# Your objective
Copy everything from the start of the material down to the line containing "significance-label: * [1524, 915, 1533, 940]", renaming "legend-swatch" to "legend-marker" and leaving all else unchanged; give only those lines.

# Information provided
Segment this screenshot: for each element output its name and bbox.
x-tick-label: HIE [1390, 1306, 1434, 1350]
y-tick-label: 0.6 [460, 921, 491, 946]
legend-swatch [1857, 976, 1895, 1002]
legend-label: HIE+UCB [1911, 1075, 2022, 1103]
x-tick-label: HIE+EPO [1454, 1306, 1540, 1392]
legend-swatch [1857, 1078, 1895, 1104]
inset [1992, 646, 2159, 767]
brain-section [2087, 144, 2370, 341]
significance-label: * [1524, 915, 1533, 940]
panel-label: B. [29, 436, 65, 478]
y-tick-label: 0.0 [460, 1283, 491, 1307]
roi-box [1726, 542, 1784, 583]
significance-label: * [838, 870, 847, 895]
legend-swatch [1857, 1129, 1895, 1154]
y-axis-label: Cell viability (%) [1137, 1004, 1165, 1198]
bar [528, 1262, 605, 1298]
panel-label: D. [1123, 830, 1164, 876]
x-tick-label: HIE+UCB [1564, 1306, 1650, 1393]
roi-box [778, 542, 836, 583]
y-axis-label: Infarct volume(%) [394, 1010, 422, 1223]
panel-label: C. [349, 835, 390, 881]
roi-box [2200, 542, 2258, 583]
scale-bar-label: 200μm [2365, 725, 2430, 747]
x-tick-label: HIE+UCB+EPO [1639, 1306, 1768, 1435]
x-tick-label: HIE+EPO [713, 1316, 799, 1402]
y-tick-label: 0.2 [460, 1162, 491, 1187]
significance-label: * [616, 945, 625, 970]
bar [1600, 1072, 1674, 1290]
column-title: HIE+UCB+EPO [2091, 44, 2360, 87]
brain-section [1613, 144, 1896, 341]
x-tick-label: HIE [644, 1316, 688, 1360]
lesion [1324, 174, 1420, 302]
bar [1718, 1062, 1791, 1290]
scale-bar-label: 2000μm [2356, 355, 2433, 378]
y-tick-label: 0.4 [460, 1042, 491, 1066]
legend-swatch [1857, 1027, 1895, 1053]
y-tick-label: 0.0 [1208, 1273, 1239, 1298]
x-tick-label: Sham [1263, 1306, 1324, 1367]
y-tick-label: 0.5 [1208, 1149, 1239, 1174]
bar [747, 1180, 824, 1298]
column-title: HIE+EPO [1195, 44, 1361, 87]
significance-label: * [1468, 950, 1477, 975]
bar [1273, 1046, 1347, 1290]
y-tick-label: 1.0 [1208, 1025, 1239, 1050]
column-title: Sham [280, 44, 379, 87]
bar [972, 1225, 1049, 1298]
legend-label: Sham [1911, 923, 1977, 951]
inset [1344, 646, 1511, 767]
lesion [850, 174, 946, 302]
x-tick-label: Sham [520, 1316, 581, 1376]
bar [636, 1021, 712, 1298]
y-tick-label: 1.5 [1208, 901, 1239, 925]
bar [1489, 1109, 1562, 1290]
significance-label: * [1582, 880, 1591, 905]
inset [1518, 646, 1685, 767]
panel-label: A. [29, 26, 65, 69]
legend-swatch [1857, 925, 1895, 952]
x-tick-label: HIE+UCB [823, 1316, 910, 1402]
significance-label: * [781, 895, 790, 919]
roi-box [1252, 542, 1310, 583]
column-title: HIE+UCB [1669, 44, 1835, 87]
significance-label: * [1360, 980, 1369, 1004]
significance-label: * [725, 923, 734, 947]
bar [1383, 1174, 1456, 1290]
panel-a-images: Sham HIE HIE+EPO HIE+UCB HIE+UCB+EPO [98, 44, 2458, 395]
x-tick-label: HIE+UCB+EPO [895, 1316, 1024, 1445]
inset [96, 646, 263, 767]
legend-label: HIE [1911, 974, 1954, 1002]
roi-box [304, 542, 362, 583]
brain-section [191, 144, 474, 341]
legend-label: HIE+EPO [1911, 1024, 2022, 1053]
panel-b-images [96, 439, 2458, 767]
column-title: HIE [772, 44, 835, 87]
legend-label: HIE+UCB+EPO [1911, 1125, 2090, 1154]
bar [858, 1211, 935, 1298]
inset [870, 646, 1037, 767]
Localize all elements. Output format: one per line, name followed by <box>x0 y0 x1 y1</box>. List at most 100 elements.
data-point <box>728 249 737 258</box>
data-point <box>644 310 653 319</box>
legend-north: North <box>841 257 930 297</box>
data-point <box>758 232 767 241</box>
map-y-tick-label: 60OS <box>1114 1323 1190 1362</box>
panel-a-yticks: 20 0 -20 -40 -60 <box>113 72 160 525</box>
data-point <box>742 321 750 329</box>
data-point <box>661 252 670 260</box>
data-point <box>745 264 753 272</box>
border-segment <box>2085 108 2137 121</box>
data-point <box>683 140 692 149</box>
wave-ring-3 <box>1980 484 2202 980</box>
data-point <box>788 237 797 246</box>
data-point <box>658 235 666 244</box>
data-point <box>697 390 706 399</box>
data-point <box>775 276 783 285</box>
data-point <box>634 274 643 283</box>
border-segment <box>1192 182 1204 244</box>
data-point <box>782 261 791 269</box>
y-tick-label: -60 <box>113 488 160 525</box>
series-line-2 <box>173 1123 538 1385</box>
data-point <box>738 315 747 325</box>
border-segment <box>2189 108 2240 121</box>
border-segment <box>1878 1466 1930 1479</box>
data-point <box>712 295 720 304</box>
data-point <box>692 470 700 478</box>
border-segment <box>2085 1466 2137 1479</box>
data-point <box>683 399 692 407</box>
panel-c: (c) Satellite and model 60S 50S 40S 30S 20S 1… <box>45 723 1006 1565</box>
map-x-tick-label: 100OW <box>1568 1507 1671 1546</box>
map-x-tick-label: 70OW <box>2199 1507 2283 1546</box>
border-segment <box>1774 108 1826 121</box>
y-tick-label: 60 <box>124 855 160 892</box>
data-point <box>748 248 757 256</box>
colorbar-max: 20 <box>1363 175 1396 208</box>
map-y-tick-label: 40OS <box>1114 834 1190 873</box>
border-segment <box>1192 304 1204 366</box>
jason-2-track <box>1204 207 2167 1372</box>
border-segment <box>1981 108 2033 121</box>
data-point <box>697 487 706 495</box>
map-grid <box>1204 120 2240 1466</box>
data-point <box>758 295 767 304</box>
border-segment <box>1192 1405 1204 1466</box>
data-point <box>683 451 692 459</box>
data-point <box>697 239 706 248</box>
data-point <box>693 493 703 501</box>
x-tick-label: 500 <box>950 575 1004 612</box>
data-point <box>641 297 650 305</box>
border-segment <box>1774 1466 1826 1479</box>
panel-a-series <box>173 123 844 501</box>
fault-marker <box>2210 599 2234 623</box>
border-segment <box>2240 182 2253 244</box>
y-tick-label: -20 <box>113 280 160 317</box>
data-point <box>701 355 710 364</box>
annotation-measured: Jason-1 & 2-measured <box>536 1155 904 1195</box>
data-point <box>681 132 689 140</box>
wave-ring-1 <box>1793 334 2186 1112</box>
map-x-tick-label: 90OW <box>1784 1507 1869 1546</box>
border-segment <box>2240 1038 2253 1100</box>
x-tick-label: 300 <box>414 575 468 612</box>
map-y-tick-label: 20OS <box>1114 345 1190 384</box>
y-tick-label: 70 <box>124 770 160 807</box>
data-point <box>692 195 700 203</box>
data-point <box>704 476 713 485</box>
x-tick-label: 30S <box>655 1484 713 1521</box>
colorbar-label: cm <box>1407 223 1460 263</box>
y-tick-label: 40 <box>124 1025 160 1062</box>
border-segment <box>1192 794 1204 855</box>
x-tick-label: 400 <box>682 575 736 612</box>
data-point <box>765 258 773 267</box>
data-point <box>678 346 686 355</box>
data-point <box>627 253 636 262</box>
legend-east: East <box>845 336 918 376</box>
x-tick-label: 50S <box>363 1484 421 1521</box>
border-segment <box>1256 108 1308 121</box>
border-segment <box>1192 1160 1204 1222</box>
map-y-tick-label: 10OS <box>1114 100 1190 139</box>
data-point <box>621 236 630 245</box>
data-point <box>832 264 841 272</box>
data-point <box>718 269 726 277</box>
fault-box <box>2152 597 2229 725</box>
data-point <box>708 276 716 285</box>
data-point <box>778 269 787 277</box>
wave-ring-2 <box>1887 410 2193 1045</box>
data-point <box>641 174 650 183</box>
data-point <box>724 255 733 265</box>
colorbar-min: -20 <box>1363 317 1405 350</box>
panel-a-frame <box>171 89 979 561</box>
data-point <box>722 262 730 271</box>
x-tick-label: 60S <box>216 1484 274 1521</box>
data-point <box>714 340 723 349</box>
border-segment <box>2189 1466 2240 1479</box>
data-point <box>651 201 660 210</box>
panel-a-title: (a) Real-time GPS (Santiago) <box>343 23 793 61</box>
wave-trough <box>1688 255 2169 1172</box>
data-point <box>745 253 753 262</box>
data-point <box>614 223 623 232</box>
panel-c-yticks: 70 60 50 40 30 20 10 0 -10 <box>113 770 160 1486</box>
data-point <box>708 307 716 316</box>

# Exercise result
Segment this screenshot: for each element output its name and bbox.
x-tick-label: HIE [1390, 1306, 1434, 1350]
y-tick-label: 0.6 [460, 921, 491, 946]
legend-marker [1857, 976, 1895, 1002]
legend-label: HIE+UCB [1911, 1075, 2022, 1103]
x-tick-label: HIE+EPO [1454, 1306, 1540, 1392]
legend-marker [1857, 1078, 1895, 1104]
inset [1992, 646, 2159, 767]
brain-section [2087, 144, 2370, 341]
significance-label: * [1524, 915, 1533, 940]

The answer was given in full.